→ **EXERCISE OBJECTIVE**
Quote, verbatim, all material below, without pictures.

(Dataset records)

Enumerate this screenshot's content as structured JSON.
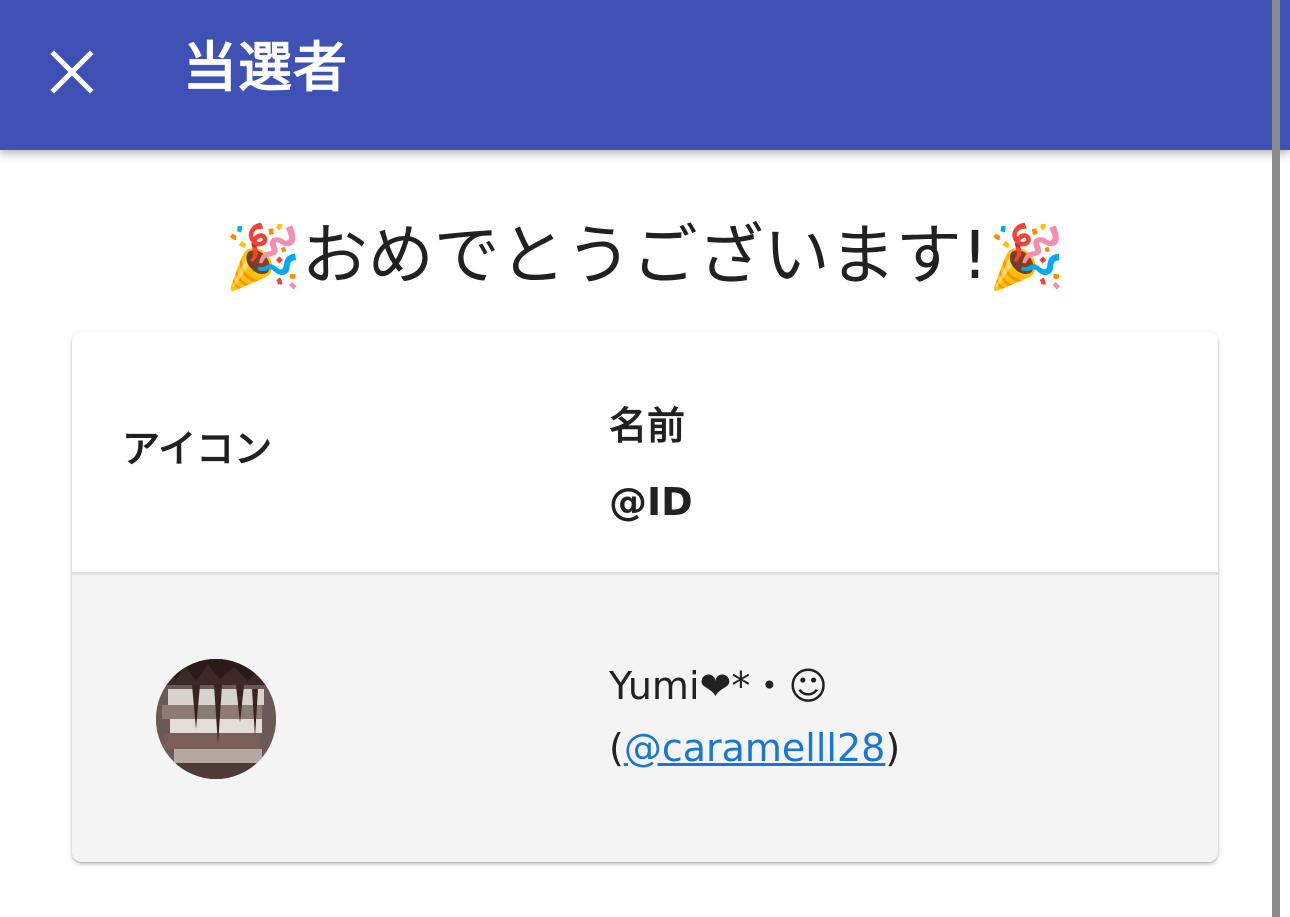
{
  "appbar": {
    "title": "当選者",
    "close_icon": "close-icon",
    "color": "#3f51b5"
  },
  "heading": {
    "emoji_left": "🎉",
    "text": "おめでとうございます!",
    "emoji_right": "🎉"
  },
  "table": {
    "columns": {
      "icon": "アイコン",
      "name": "名前",
      "id": "@ID"
    },
    "rows": [
      {
        "avatar": "user-avatar",
        "name": "Yumi❤*・☺",
        "id_open": "(",
        "id": "@caramelll28",
        "id_close": ")"
      }
    ]
  },
  "colors": {
    "link": "#1976d2",
    "row_bg": "#f4f4f4"
  }
}
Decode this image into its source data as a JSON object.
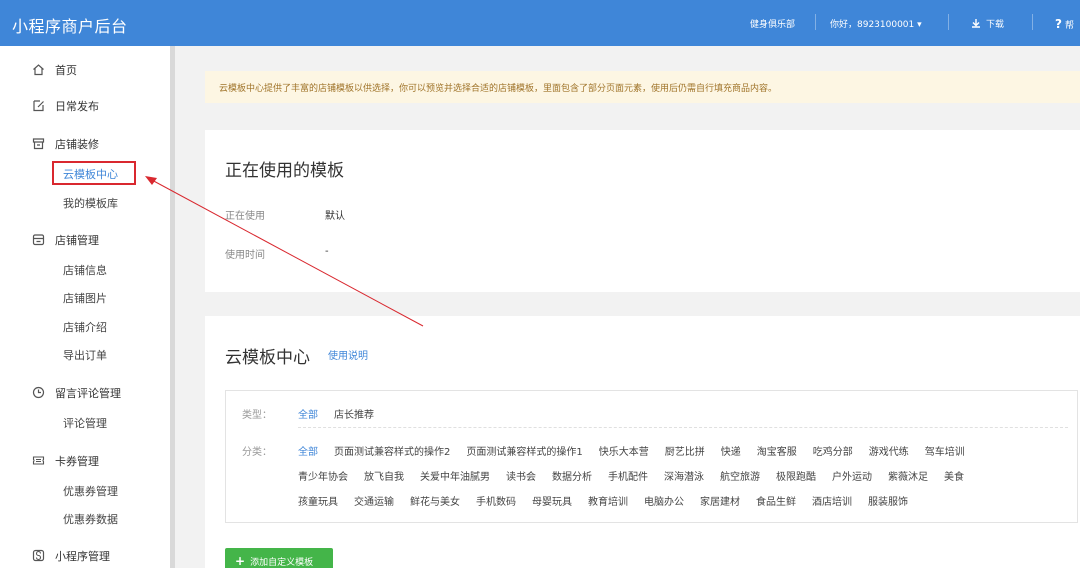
{
  "header": {
    "brand": "小程序商户后台",
    "store": "健身俱乐部",
    "greeting": "你好，8923100001 ▾",
    "download": "下载",
    "help": "帮"
  },
  "sidebar": {
    "groups": [
      {
        "label": "首页",
        "icon": "home-icon"
      },
      {
        "label": "日常发布",
        "icon": "edit-icon"
      },
      {
        "label": "店铺装修",
        "icon": "shop-icon"
      },
      {
        "label": "店铺管理",
        "icon": "store-manage-icon"
      },
      {
        "label": "留言评论管理",
        "icon": "clock-icon"
      },
      {
        "label": "卡券管理",
        "icon": "ticket-icon"
      },
      {
        "label": "小程序管理",
        "icon": "app-icon"
      }
    ],
    "sub": {
      "decorate": [
        "云模板中心",
        "我的模板库"
      ],
      "store": [
        "店铺信息",
        "店铺图片",
        "店铺介绍",
        "导出订单"
      ],
      "comment": [
        "评论管理"
      ],
      "coupon": [
        "优惠券管理",
        "优惠券数据"
      ]
    }
  },
  "notice": "云模板中心提供了丰富的店铺模板以供选择，你可以预览并选择合适的店铺模板，里面包含了部分页面元素，使用后仍需自行填充商品内容。",
  "current": {
    "title": "正在使用的模板",
    "rows": [
      {
        "label": "正在使用",
        "value": "默认"
      },
      {
        "label": "使用时间",
        "value": "-"
      }
    ]
  },
  "cloud": {
    "title": "云模板中心",
    "help_link": "使用说明",
    "type_label": "类型：",
    "types": [
      "全部",
      "店长推荐"
    ],
    "category_label": "分类：",
    "categories_line1": [
      "全部",
      "页面测试兼容样式的操作2",
      "页面测试兼容样式的操作1",
      "快乐大本营",
      "厨艺比拼",
      "快递",
      "淘宝客服",
      "吃鸡分部",
      "游戏代练",
      "驾车培训"
    ],
    "categories_line2": [
      "青少年协会",
      "放飞自我",
      "关爱中年油腻男",
      "读书会",
      "数据分析",
      "手机配件",
      "深海潜泳",
      "航空旅游",
      "极限跑酷",
      "户外运动",
      "紫薇沐足",
      "美食"
    ],
    "categories_line3": [
      "孩童玩具",
      "交通运输",
      "鲜花与美女",
      "手机数码",
      "母婴玩具",
      "教育培训",
      "电脑办公",
      "家居建材",
      "食品生鲜",
      "酒店培训",
      "服装服饰"
    ],
    "add_button": "添加自定义模板"
  },
  "colors": {
    "primary": "#3f86d8",
    "highlight": "#d9282f",
    "success": "#44b549",
    "notice_bg": "#fdf6e3"
  }
}
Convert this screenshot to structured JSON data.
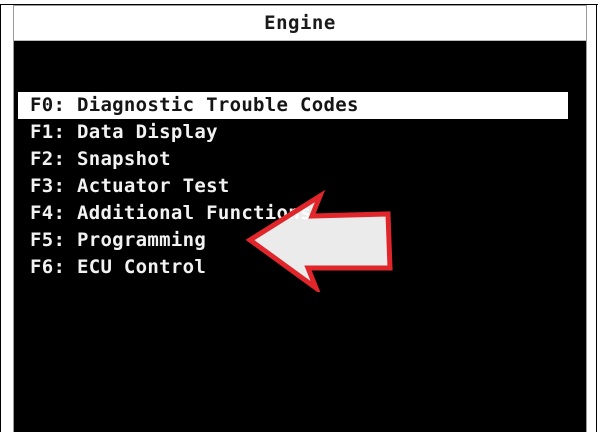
{
  "screen": {
    "title": "Engine"
  },
  "menu": {
    "items": [
      {
        "key": "F0:",
        "label": "Diagnostic Trouble Codes",
        "selected": true
      },
      {
        "key": "F1:",
        "label": "Data Display",
        "selected": false
      },
      {
        "key": "F2:",
        "label": "Snapshot",
        "selected": false
      },
      {
        "key": "F3:",
        "label": "Actuator Test",
        "selected": false
      },
      {
        "key": "F4:",
        "label": "Additional Functions",
        "selected": false
      },
      {
        "key": "F5:",
        "label": "Programming",
        "selected": false
      },
      {
        "key": "F6:",
        "label": "ECU Control",
        "selected": false
      }
    ]
  },
  "annotation": {
    "icon": "left-pointing-arrow-icon",
    "color": "#e0262b",
    "target_item": "F5: Programming"
  },
  "colors": {
    "screen_background": "#000000",
    "text": "#f2f2f2",
    "highlight_background": "#ffffff",
    "highlight_text": "#151515",
    "title_background": "#ffffff"
  }
}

→ **OUTPUT OF THE EXERCISE**
Enumerate this screenshot's content as structured JSON.
{
  "appbar": {
    "title": "当選者",
    "close_icon": "close-icon",
    "color": "#3f51b5"
  },
  "heading": {
    "emoji_left": "🎉",
    "text": "おめでとうございます!",
    "emoji_right": "🎉"
  },
  "table": {
    "columns": {
      "icon": "アイコン",
      "name": "名前",
      "id": "@ID"
    },
    "rows": [
      {
        "avatar": "user-avatar",
        "name": "Yumi❤*・☺",
        "id_open": "(",
        "id": "@caramelll28",
        "id_close": ")"
      }
    ]
  },
  "colors": {
    "link": "#1976d2",
    "row_bg": "#f4f4f4"
  }
}
Decode this image into its source data as a JSON object.
{
  "header": {
    "brand": "小程序商户后台",
    "store": "健身俱乐部",
    "greeting": "你好，8923100001 ▾",
    "download": "下载",
    "help": "帮"
  },
  "sidebar": {
    "groups": [
      {
        "label": "首页",
        "icon": "home-icon"
      },
      {
        "label": "日常发布",
        "icon": "edit-icon"
      },
      {
        "label": "店铺装修",
        "icon": "shop-icon"
      },
      {
        "label": "店铺管理",
        "icon": "store-manage-icon"
      },
      {
        "label": "留言评论管理",
        "icon": "clock-icon"
      },
      {
        "label": "卡券管理",
        "icon": "ticket-icon"
      },
      {
        "label": "小程序管理",
        "icon": "app-icon"
      }
    ],
    "sub": {
      "decorate": [
        "云模板中心",
        "我的模板库"
      ],
      "store": [
        "店铺信息",
        "店铺图片",
        "店铺介绍",
        "导出订单"
      ],
      "comment": [
        "评论管理"
      ],
      "coupon": [
        "优惠券管理",
        "优惠券数据"
      ]
    }
  },
  "notice": "云模板中心提供了丰富的店铺模板以供选择，你可以预览并选择合适的店铺模板，里面包含了部分页面元素，使用后仍需自行填充商品内容。",
  "current": {
    "title": "正在使用的模板",
    "rows": [
      {
        "label": "正在使用",
        "value": "默认"
      },
      {
        "label": "使用时间",
        "value": "-"
      }
    ]
  },
  "cloud": {
    "title": "云模板中心",
    "help_link": "使用说明",
    "type_label": "类型：",
    "types": [
      "全部",
      "店长推荐"
    ],
    "category_label": "分类：",
    "categories_line1": [
      "全部",
      "页面测试兼容样式的操作2",
      "页面测试兼容样式的操作1",
      "快乐大本营",
      "厨艺比拼",
      "快递",
      "淘宝客服",
      "吃鸡分部",
      "游戏代练",
      "驾车培训"
    ],
    "categories_line2": [
      "青少年协会",
      "放飞自我",
      "关爱中年油腻男",
      "读书会",
      "数据分析",
      "手机配件",
      "深海潜泳",
      "航空旅游",
      "极限跑酷",
      "户外运动",
      "紫薇沐足",
      "美食"
    ],
    "categories_line3": [
      "孩童玩具",
      "交通运输",
      "鲜花与美女",
      "手机数码",
      "母婴玩具",
      "教育培训",
      "电脑办公",
      "家居建材",
      "食品生鲜",
      "酒店培训",
      "服装服饰"
    ],
    "add_button": "添加自定义模板"
  },
  "colors": {
    "primary": "#3f86d8",
    "highlight": "#d9282f",
    "success": "#44b549",
    "notice_bg": "#fdf6e3"
  }
}
Convert this screenshot to structured JSON data.
{
  "screen": {
    "title": "Engine"
  },
  "menu": {
    "items": [
      {
        "key": "F0:",
        "label": "Diagnostic Trouble Codes",
        "selected": true
      },
      {
        "key": "F1:",
        "label": "Data Display",
        "selected": false
      },
      {
        "key": "F2:",
        "label": "Snapshot",
        "selected": false
      },
      {
        "key": "F3:",
        "label": "Actuator Test",
        "selected": false
      },
      {
        "key": "F4:",
        "label": "Additional Functions",
        "selected": false
      },
      {
        "key": "F5:",
        "label": "Programming",
        "selected": false
      },
      {
        "key": "F6:",
        "label": "ECU Control",
        "selected": false
      }
    ]
  },
  "annotation": {
    "icon": "left-pointing-arrow-icon",
    "color": "#e0262b",
    "target_item": "F5: Programming"
  },
  "colors": {
    "screen_background": "#000000",
    "text": "#f2f2f2",
    "highlight_background": "#ffffff",
    "highlight_text": "#151515",
    "title_background": "#ffffff"
  }
}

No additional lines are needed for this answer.